• **WORK TO BE COMPLETED**:
Could you transcribe every entry exactly, leaving nothing out?

• **EXERCISE INPUT**:
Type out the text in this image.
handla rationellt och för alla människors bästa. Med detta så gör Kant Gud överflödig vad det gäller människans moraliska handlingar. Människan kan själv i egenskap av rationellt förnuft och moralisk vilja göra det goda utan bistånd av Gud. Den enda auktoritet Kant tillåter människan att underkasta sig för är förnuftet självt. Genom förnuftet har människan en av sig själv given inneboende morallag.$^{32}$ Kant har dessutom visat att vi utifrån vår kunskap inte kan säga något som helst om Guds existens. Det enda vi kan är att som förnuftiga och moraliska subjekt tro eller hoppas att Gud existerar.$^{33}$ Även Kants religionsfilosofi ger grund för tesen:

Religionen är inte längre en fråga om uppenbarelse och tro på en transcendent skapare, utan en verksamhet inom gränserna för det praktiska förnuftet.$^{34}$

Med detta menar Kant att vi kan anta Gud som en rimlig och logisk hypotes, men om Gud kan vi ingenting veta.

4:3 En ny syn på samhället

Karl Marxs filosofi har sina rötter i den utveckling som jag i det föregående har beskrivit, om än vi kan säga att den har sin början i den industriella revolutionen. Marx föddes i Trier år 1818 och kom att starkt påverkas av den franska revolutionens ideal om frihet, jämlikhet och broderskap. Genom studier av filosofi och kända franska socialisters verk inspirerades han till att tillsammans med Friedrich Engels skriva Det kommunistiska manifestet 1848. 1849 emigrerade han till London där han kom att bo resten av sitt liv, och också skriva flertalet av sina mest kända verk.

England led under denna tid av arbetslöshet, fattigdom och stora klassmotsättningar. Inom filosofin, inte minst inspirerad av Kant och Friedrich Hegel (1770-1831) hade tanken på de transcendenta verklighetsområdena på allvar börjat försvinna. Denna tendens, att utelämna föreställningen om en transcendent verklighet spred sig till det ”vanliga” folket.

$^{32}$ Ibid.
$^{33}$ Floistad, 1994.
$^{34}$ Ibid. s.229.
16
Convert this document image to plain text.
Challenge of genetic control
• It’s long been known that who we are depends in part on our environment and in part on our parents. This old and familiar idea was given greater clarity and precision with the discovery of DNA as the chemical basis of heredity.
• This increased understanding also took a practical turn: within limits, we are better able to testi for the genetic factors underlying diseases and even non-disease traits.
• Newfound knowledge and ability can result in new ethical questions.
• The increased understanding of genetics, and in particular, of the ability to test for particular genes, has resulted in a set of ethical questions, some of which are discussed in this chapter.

• **SOLUTION FOR THIS TASK**:
Type out the text in this image.
handla rationellt och för alla människors bästa. Med detta så gör Kant Gud överflödig vad det gäller människans moraliska handlingar. Människan kan själv i egenskap av rationellt förnuft och moralisk vilja göra det goda utan bistånd av Gud. Den enda auktoritet Kant tillåter människan att underkasta sig för är förnuftet självt. Genom förnuftet har människan en av sig själv given inneboende morallag.$^{32}$ Kant har dessutom visat att vi utifrån vår kunskap inte kan säga något som helst om Guds existens. Det enda vi kan är att som förnuftiga och moraliska subjekt tro eller hoppas att Gud existerar.$^{33}$ Även Kants religionsfilosofi ger grund för tesen:

Religionen är inte längre en fråga om uppenbarelse och tro på en transcendent skapare, utan en verksamhet inom gränserna för det praktiska förnuftet.$^{34}$

Med detta menar Kant att vi kan anta Gud som en rimlig och logisk hypotes, men om Gud kan vi ingenting veta.

4:3 En ny syn på samhället

Karl Marxs filosofi har sina rötter i den utveckling som jag i det föregående har beskrivit, om än vi kan säga att den har sin början i den industriella revolutionen. Marx föddes i Trier år 1818 och kom att starkt påverkas av den franska revolutionens ideal om frihet, jämlikhet och broderskap. Genom studier av filosofi och kända franska socialisters verk inspirerades han till att tillsammans med Friedrich Engels skriva Det kommunistiska manifestet 1848. 1849 emigrerade han till London där han kom att bo resten av sitt liv, och också skriva flertalet av sina mest kända verk.

England led under denna tid av arbetslöshet, fattigdom och stora klassmotsättningar. Inom filosofin, inte minst inspirerad av Kant och Friedrich Hegel (1770-1831) hade tanken på de transcendenta verklighetsområdena på allvar börjat försvinna. Denna tendens, att utelämna föreställningen om en transcendent verklighet spred sig till det ”vanliga” folket.

$^{32}$ Ibid.
$^{33}$ Floistad, 1994.
$^{34}$ Ibid. s.229.
16
Convert this document image to plain text.
Challenge of genetic control
• It’s long been known that who we are depends in part on our environment and in part on our parents. This old and familiar idea was given greater clarity and precision with the discovery of DNA as the chemical basis of heredity.
• This increased understanding also took a practical turn: within limits, we are better able to testi for the genetic factors underlying diseases and even non-disease traits.
• Newfound knowledge and ability can result in new ethical questions.
• The increased understanding of genetics, and in particular, of the ability to test for particular genes, has resulted in a set of ethical questions, some of which are discussed in this chapter.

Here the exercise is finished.